* [Task instructions]: Reproduce the listing below without any change.

* [Stored data]:
^^^^^^^^
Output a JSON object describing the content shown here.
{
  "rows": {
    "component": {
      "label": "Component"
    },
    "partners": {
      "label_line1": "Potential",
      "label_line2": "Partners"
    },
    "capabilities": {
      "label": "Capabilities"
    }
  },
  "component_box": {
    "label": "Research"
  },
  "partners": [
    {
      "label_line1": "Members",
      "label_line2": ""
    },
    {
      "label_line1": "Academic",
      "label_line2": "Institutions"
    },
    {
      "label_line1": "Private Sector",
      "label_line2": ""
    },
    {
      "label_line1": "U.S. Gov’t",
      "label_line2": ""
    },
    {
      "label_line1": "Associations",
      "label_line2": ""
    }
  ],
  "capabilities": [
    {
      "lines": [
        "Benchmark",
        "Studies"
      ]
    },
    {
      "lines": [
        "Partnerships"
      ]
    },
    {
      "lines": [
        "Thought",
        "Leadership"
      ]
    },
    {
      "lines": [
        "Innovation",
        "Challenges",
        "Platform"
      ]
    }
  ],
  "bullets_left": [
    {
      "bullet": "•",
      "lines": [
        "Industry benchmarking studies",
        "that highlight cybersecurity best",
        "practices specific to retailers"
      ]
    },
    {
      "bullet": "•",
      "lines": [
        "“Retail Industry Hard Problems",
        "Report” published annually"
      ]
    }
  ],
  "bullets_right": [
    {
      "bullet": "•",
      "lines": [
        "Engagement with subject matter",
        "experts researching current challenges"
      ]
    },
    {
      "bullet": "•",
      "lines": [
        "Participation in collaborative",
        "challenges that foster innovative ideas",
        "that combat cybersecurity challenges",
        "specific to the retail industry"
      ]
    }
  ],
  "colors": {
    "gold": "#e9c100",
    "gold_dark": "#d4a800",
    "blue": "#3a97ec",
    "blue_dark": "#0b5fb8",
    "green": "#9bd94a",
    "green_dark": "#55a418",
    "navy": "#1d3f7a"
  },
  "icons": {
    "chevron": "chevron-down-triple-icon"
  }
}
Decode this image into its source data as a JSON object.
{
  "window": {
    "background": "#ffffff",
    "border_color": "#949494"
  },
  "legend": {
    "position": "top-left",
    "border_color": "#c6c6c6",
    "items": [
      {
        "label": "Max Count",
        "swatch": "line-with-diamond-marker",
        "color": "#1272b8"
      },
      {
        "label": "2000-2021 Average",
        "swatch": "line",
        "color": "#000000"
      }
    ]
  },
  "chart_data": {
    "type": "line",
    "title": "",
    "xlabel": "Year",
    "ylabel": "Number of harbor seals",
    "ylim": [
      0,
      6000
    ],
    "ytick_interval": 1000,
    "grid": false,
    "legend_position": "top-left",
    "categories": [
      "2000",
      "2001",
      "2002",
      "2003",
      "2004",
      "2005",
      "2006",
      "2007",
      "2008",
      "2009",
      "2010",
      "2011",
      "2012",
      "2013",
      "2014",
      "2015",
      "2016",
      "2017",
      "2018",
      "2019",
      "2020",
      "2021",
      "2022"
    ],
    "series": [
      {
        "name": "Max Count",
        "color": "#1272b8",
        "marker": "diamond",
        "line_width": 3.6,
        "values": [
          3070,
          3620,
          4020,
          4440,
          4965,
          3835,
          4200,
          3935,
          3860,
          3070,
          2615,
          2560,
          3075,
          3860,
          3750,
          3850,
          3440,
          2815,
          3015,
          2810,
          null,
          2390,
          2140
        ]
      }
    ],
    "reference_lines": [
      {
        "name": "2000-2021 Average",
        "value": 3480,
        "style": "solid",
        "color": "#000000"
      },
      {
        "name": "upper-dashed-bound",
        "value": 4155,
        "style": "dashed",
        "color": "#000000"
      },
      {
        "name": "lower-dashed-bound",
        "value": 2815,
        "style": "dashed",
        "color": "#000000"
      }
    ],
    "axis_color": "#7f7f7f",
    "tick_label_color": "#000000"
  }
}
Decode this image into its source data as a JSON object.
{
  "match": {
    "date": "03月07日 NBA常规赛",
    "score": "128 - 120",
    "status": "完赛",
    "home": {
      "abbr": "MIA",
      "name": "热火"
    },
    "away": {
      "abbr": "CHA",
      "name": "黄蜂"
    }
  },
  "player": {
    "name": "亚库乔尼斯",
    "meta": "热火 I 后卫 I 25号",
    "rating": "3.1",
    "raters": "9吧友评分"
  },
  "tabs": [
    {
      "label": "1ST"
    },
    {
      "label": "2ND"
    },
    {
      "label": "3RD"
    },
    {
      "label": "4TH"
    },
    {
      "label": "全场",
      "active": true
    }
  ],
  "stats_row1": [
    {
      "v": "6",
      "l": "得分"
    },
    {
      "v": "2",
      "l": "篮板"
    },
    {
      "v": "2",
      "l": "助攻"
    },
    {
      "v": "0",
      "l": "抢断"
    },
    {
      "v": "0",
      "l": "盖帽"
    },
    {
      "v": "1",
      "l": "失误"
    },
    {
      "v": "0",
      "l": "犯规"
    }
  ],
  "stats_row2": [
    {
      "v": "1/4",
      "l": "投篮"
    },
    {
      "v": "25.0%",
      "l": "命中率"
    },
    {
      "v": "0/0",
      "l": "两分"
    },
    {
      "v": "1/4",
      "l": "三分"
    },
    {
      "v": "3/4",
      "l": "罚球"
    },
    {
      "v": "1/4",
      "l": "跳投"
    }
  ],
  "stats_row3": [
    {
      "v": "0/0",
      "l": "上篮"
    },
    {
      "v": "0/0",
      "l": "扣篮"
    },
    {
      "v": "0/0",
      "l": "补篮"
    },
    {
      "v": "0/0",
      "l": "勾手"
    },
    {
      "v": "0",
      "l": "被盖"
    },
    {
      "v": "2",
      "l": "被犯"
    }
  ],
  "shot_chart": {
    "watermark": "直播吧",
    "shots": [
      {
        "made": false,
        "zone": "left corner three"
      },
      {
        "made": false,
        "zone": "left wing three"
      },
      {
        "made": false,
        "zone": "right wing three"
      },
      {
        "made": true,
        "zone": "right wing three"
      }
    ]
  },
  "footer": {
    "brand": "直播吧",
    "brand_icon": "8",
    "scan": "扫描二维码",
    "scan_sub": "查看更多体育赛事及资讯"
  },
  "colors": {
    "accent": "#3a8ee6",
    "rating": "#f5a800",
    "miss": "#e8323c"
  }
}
^^^^^^^^
* [Task output]:
Output a JSON object describing the content shown here.
{
  "rows": {
    "component": {
      "label": "Component"
    },
    "partners": {
      "label_line1": "Potential",
      "label_line2": "Partners"
    },
    "capabilities": {
      "label": "Capabilities"
    }
  },
  "component_box": {
    "label": "Research"
  },
  "partners": [
    {
      "label_line1": "Members",
      "label_line2": ""
    },
    {
      "label_line1": "Academic",
      "label_line2": "Institutions"
    },
    {
      "label_line1": "Private Sector",
      "label_line2": ""
    },
    {
      "label_line1": "U.S. Gov’t",
      "label_line2": ""
    },
    {
      "label_line1": "Associations",
      "label_line2": ""
    }
  ],
  "capabilities": [
    {
      "lines": [
        "Benchmark",
        "Studies"
      ]
    },
    {
      "lines": [
        "Partnerships"
      ]
    },
    {
      "lines": [
        "Thought",
        "Leadership"
      ]
    },
    {
      "lines": [
        "Innovation",
        "Challenges",
        "Platform"
      ]
    }
  ],
  "bullets_left": [
    {
      "bullet": "•",
      "lines": [
        "Industry benchmarking studies",
        "that highlight cybersecurity best",
        "practices specific to retailers"
      ]
    },
    {
      "bullet": "•",
      "lines": [
        "“Retail Industry Hard Problems",
        "Report” published annually"
      ]
    }
  ],
  "bullets_right": [
    {
      "bullet": "•",
      "lines": [
        "Engagement with subject matter",
        "experts researching current challenges"
      ]
    },
    {
      "bullet": "•",
      "lines": [
        "Participation in collaborative",
        "challenges that foster innovative ideas",
        "that combat cybersecurity challenges",
        "specific to the retail industry"
      ]
    }
  ],
  "colors": {
    "gold": "#e9c100",
    "gold_dark": "#d4a800",
    "blue": "#3a97ec",
    "blue_dark": "#0b5fb8",
    "green": "#9bd94a",
    "green_dark": "#55a418",
    "navy": "#1d3f7a"
  },
  "icons": {
    "chevron": "chevron-down-triple-icon"
  }
}
Decode this image into its source data as a JSON object.
{
  "window": {
    "background": "#ffffff",
    "border_color": "#949494"
  },
  "legend": {
    "position": "top-left",
    "border_color": "#c6c6c6",
    "items": [
      {
        "label": "Max Count",
        "swatch": "line-with-diamond-marker",
        "color": "#1272b8"
      },
      {
        "label": "2000-2021 Average",
        "swatch": "line",
        "color": "#000000"
      }
    ]
  },
  "chart_data": {
    "type": "line",
    "title": "",
    "xlabel": "Year",
    "ylabel": "Number of harbor seals",
    "ylim": [
      0,
      6000
    ],
    "ytick_interval": 1000,
    "grid": false,
    "legend_position": "top-left",
    "categories": [
      "2000",
      "2001",
      "2002",
      "2003",
      "2004",
      "2005",
      "2006",
      "2007",
      "2008",
      "2009",
      "2010",
      "2011",
      "2012",
      "2013",
      "2014",
      "2015",
      "2016",
      "2017",
      "2018",
      "2019",
      "2020",
      "2021",
      "2022"
    ],
    "series": [
      {
        "name": "Max Count",
        "color": "#1272b8",
        "marker": "diamond",
        "line_width": 3.6,
        "values": [
          3070,
          3620,
          4020,
          4440,
          4965,
          3835,
          4200,
          3935,
          3860,
          3070,
          2615,
          2560,
          3075,
          3860,
          3750,
          3850,
          3440,
          2815,
          3015,
          2810,
          null,
          2390,
          2140
        ]
      }
    ],
    "reference_lines": [
      {
        "name": "2000-2021 Average",
        "value": 3480,
        "style": "solid",
        "color": "#000000"
      },
      {
        "name": "upper-dashed-bound",
        "value": 4155,
        "style": "dashed",
        "color": "#000000"
      },
      {
        "name": "lower-dashed-bound",
        "value": 2815,
        "style": "dashed",
        "color": "#000000"
      }
    ],
    "axis_color": "#7f7f7f",
    "tick_label_color": "#000000"
  }
}
Decode this image into its source data as a JSON object.
{
  "match": {
    "date": "03月07日 NBA常规赛",
    "score": "128 - 120",
    "status": "完赛",
    "home": {
      "abbr": "MIA",
      "name": "热火"
    },
    "away": {
      "abbr": "CHA",
      "name": "黄蜂"
    }
  },
  "player": {
    "name": "亚库乔尼斯",
    "meta": "热火 I 后卫 I 25号",
    "rating": "3.1",
    "raters": "9吧友评分"
  },
  "tabs": [
    {
      "label": "1ST"
    },
    {
      "label": "2ND"
    },
    {
      "label": "3RD"
    },
    {
      "label": "4TH"
    },
    {
      "label": "全场",
      "active": true
    }
  ],
  "stats_row1": [
    {
      "v": "6",
      "l": "得分"
    },
    {
      "v": "2",
      "l": "篮板"
    },
    {
      "v": "2",
      "l": "助攻"
    },
    {
      "v": "0",
      "l": "抢断"
    },
    {
      "v": "0",
      "l": "盖帽"
    },
    {
      "v": "1",
      "l": "失误"
    },
    {
      "v": "0",
      "l": "犯规"
    }
  ],
  "stats_row2": [
    {
      "v": "1/4",
      "l": "投篮"
    },
    {
      "v": "25.0%",
      "l": "命中率"
    },
    {
      "v": "0/0",
      "l": "两分"
    },
    {
      "v": "1/4",
      "l": "三分"
    },
    {
      "v": "3/4",
      "l": "罚球"
    },
    {
      "v": "1/4",
      "l": "跳投"
    }
  ],
  "stats_row3": [
    {
      "v": "0/0",
      "l": "上篮"
    },
    {
      "v": "0/0",
      "l": "扣篮"
    },
    {
      "v": "0/0",
      "l": "补篮"
    },
    {
      "v": "0/0",
      "l": "勾手"
    },
    {
      "v": "0",
      "l": "被盖"
    },
    {
      "v": "2",
      "l": "被犯"
    }
  ],
  "shot_chart": {
    "watermark": "直播吧",
    "shots": [
      {
        "made": false,
        "zone": "left corner three"
      },
      {
        "made": false,
        "zone": "left wing three"
      },
      {
        "made": false,
        "zone": "right wing three"
      },
      {
        "made": true,
        "zone": "right wing three"
      }
    ]
  },
  "footer": {
    "brand": "直播吧",
    "brand_icon": "8",
    "scan": "扫描二维码",
    "scan_sub": "查看更多体育赛事及资讯"
  },
  "colors": {
    "accent": "#3a8ee6",
    "rating": "#f5a800",
    "miss": "#e8323c"
  }
}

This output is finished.